◆ Aim
Locate every line in the records below that contains the word "this", and copy each one.

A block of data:

-- Start --

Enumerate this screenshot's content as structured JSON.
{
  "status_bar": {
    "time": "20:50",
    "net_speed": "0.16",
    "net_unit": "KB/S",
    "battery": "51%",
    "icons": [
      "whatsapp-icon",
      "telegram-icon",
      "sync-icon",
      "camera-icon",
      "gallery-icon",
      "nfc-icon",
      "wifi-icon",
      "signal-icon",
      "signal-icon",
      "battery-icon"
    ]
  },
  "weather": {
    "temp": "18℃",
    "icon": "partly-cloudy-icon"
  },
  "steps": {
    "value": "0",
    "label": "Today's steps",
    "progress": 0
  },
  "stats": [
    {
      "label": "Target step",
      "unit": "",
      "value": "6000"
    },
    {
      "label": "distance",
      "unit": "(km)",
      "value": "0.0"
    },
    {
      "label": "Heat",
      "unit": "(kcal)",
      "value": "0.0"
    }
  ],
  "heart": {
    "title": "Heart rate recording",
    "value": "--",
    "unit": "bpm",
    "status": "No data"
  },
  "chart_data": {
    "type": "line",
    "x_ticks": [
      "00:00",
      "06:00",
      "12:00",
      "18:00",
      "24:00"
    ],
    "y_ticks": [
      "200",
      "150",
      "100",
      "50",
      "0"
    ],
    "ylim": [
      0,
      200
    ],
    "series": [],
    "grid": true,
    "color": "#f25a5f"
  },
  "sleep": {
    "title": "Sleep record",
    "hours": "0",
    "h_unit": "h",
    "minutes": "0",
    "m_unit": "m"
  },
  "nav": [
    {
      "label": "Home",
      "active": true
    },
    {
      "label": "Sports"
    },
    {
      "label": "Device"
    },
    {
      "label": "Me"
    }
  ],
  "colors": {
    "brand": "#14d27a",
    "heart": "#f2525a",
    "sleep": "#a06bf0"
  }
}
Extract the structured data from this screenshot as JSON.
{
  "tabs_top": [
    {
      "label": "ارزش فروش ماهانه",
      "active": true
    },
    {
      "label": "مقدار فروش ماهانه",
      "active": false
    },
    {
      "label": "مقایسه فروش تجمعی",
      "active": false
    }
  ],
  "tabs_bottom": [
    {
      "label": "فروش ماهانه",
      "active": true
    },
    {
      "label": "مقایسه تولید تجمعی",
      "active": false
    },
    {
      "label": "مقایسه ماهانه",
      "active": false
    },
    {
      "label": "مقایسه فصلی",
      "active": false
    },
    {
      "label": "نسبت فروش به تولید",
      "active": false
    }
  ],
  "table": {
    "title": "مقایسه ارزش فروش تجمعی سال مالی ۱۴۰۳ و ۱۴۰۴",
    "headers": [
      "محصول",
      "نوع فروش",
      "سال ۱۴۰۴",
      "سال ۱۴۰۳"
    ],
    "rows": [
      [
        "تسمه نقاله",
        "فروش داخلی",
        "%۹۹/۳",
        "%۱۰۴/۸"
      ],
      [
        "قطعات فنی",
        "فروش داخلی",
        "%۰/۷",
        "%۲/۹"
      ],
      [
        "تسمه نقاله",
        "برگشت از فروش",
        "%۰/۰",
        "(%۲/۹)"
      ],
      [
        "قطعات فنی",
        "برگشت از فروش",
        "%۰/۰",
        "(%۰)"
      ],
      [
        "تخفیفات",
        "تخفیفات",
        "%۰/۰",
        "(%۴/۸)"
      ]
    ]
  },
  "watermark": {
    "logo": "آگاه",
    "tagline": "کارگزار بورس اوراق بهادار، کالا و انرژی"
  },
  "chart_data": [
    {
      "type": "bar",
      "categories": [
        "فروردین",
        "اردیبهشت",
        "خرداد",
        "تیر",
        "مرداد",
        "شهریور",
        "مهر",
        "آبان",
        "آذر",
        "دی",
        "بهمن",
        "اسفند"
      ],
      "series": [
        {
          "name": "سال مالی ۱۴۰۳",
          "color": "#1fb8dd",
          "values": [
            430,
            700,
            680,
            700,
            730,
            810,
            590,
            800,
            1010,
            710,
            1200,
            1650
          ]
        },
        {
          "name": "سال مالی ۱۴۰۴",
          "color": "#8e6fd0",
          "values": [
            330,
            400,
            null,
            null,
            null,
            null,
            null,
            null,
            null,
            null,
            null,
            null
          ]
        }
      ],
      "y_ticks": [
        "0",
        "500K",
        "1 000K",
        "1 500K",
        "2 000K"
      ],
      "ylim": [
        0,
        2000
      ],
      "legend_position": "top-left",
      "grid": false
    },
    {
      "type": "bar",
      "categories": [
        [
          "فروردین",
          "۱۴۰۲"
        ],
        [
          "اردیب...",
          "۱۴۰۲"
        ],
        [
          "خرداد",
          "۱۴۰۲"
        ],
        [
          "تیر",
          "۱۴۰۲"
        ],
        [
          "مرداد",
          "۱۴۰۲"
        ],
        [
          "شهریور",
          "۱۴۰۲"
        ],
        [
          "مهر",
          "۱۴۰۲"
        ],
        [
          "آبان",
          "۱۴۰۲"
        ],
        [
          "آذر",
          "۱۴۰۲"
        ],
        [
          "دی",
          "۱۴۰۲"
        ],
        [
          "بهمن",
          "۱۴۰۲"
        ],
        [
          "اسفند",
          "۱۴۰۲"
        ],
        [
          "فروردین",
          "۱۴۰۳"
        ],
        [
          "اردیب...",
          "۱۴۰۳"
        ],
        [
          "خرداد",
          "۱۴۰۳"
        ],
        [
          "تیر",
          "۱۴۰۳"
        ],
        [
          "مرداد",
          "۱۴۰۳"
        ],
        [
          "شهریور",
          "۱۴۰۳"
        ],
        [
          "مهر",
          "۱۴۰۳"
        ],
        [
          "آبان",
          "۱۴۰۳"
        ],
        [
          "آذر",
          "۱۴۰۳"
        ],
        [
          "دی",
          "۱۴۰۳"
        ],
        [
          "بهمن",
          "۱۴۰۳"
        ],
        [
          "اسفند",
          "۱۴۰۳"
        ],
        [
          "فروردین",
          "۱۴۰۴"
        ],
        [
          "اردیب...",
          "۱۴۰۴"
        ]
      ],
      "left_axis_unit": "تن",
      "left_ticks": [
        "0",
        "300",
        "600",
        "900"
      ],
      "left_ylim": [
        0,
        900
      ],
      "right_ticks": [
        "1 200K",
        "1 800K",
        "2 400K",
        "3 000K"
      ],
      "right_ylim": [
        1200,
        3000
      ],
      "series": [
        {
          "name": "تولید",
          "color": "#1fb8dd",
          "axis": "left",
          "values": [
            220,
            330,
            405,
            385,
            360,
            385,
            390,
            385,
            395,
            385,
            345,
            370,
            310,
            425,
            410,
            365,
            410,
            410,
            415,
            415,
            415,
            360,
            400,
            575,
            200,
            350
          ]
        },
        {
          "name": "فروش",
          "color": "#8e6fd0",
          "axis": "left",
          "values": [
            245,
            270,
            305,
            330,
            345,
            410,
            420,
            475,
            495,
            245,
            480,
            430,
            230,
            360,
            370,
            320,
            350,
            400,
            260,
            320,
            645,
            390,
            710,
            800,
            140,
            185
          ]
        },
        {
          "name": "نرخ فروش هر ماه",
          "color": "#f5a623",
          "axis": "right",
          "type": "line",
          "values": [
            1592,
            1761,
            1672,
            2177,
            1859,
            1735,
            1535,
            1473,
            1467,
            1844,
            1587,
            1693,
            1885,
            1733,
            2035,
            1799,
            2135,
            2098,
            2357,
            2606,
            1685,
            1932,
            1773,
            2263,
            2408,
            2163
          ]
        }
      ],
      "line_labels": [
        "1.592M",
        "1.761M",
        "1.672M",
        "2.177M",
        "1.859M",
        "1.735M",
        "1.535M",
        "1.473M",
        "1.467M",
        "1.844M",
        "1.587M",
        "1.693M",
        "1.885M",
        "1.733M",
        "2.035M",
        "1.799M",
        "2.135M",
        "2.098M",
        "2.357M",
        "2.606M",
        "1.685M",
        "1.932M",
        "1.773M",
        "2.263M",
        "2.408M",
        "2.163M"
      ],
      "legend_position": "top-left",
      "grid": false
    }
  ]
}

-- End --

◆ Result
Enumerate this screenshot's content as structured JSON.
Extract the structured data from this screenshot as JSON.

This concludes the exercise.